GOAL: Repeat the lines that follow, leaving nothing out.

THE DATA:
▬▬▬

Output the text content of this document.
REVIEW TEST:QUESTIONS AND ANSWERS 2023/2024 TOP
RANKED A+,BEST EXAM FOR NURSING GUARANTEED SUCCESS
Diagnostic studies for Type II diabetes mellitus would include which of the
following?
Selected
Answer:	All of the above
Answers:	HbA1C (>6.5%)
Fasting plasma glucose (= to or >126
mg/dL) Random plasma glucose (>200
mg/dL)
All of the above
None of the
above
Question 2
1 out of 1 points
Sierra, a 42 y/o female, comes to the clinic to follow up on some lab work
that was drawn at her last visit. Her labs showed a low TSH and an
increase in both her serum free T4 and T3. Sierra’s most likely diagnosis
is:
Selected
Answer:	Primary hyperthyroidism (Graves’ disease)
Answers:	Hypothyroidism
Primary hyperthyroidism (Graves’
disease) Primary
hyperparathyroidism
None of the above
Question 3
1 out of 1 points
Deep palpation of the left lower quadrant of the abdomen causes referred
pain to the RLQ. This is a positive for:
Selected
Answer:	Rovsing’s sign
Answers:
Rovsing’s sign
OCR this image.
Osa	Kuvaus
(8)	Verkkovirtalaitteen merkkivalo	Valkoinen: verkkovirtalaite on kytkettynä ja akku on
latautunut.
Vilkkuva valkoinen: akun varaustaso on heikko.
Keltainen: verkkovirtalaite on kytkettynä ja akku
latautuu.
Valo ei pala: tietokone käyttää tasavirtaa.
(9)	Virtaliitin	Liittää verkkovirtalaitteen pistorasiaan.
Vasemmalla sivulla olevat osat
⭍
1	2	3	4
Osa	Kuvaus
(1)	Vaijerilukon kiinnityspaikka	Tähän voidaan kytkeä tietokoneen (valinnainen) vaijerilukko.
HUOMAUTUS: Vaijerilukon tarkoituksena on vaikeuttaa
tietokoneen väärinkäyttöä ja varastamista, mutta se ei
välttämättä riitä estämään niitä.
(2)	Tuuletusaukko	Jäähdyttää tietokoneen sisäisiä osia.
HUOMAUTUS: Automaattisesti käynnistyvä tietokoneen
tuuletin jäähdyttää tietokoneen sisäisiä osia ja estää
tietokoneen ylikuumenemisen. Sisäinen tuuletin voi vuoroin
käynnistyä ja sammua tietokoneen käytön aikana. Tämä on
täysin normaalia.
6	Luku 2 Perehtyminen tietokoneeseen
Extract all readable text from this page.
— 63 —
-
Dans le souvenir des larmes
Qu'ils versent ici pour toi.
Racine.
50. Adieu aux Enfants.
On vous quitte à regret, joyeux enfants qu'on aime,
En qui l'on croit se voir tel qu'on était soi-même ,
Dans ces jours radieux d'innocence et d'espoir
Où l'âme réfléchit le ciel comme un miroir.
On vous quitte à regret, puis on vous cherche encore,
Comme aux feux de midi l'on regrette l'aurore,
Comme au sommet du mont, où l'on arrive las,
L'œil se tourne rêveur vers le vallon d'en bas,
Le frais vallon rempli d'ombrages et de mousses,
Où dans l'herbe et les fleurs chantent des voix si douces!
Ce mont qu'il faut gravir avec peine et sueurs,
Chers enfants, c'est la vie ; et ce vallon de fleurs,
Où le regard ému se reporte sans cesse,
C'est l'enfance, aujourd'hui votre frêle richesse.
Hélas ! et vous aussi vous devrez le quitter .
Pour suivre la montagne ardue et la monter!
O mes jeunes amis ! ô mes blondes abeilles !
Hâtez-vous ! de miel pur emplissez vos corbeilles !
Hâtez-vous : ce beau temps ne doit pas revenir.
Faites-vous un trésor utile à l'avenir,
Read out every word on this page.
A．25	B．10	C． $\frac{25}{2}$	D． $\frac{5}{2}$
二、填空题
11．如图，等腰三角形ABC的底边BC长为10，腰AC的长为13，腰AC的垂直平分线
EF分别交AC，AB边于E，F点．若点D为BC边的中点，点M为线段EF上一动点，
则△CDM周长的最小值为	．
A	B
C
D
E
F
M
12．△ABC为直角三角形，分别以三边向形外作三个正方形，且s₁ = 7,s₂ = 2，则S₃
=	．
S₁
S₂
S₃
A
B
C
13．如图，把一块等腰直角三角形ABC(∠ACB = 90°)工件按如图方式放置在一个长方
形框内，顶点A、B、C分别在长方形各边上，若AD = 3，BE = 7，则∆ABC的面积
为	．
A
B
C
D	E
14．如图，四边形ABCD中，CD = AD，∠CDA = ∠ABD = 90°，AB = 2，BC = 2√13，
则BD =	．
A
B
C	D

▬▬▬

TASK OUTPUT:
Output the text content of this document.
REVIEW TEST:QUESTIONS AND ANSWERS 2023/2024 TOP
RANKED A+,BEST EXAM FOR NURSING GUARANTEED SUCCESS
Diagnostic studies for Type II diabetes mellitus would include which of the
following?
Selected
Answer:	All of the above
Answers:	HbA1C (>6.5%)
Fasting plasma glucose (= to or >126
mg/dL) Random plasma glucose (>200
mg/dL)
All of the above
None of the
above
Question 2
1 out of 1 points
Sierra, a 42 y/o female, comes to the clinic to follow up on some lab work
that was drawn at her last visit. Her labs showed a low TSH and an
increase in both her serum free T4 and T3. Sierra’s most likely diagnosis
is:
Selected
Answer:	Primary hyperthyroidism (Graves’ disease)
Answers:	Hypothyroidism
Primary hyperthyroidism (Graves’
disease) Primary
hyperparathyroidism
None of the above
Question 3
1 out of 1 points
Deep palpation of the left lower quadrant of the abdomen causes referred
pain to the RLQ. This is a positive for:
Selected
Answer:	Rovsing’s sign
Answers:
Rovsing’s sign
OCR this image.
Osa	Kuvaus
(8)	Verkkovirtalaitteen merkkivalo	Valkoinen: verkkovirtalaite on kytkettynä ja akku on
latautunut.
Vilkkuva valkoinen: akun varaustaso on heikko.
Keltainen: verkkovirtalaite on kytkettynä ja akku
latautuu.
Valo ei pala: tietokone käyttää tasavirtaa.
(9)	Virtaliitin	Liittää verkkovirtalaitteen pistorasiaan.
Vasemmalla sivulla olevat osat
⭍
1	2	3	4
Osa	Kuvaus
(1)	Vaijerilukon kiinnityspaikka	Tähän voidaan kytkeä tietokoneen (valinnainen) vaijerilukko.
HUOMAUTUS: Vaijerilukon tarkoituksena on vaikeuttaa
tietokoneen väärinkäyttöä ja varastamista, mutta se ei
välttämättä riitä estämään niitä.
(2)	Tuuletusaukko	Jäähdyttää tietokoneen sisäisiä osia.
HUOMAUTUS: Automaattisesti käynnistyvä tietokoneen
tuuletin jäähdyttää tietokoneen sisäisiä osia ja estää
tietokoneen ylikuumenemisen. Sisäinen tuuletin voi vuoroin
käynnistyä ja sammua tietokoneen käytön aikana. Tämä on
täysin normaalia.
6	Luku 2 Perehtyminen tietokoneeseen
Extract all readable text from this page.
— 63 —
-
Dans le souvenir des larmes
Qu'ils versent ici pour toi.
Racine.
50. Adieu aux Enfants.
On vous quitte à regret, joyeux enfants qu'on aime,
En qui l'on croit se voir tel qu'on était soi-même ,
Dans ces jours radieux d'innocence et d'espoir
Où l'âme réfléchit le ciel comme un miroir.
On vous quitte à regret, puis on vous cherche encore,
Comme aux feux de midi l'on regrette l'aurore,
Comme au sommet du mont, où l'on arrive las,
L'œil se tourne rêveur vers le vallon d'en bas,
Le frais vallon rempli d'ombrages et de mousses,
Où dans l'herbe et les fleurs chantent des voix si douces!
Ce mont qu'il faut gravir avec peine et sueurs,
Chers enfants, c'est la vie ; et ce vallon de fleurs,
Où le regard ému se reporte sans cesse,
C'est l'enfance, aujourd'hui votre frêle richesse.
Hélas ! et vous aussi vous devrez le quitter .
Pour suivre la montagne ardue et la monter!
O mes jeunes amis ! ô mes blondes abeilles !
Hâtez-vous ! de miel pur emplissez vos corbeilles !
Hâtez-vous : ce beau temps ne doit pas revenir.
Faites-vous un trésor utile à l'avenir,
Read out every word on this page.
A．25	B．10	C． $\frac{25}{2}$	D． $\frac{5}{2}$
二、填空题
11．如图，等腰三角形ABC的底边BC长为10，腰AC的长为13，腰AC的垂直平分线
EF分别交AC，AB边于E，F点．若点D为BC边的中点，点M为线段EF上一动点，
则△CDM周长的最小值为	．
A	B
C
D
E
F
M
12．△ABC为直角三角形，分别以三边向形外作三个正方形，且s₁ = 7,s₂ = 2，则S₃
=	．
S₁
S₂
S₃
A
B
C
13．如图，把一块等腰直角三角形ABC(∠ACB = 90°)工件按如图方式放置在一个长方
形框内，顶点A、B、C分别在长方形各边上，若AD = 3，BE = 7，则∆ABC的面积
为	．
A
B
C
D	E
14．如图，四边形ABCD中，CD = AD，∠CDA = ∠ABD = 90°，AB = 2，BC = 2√13，
则BD =	．
A
B
C	D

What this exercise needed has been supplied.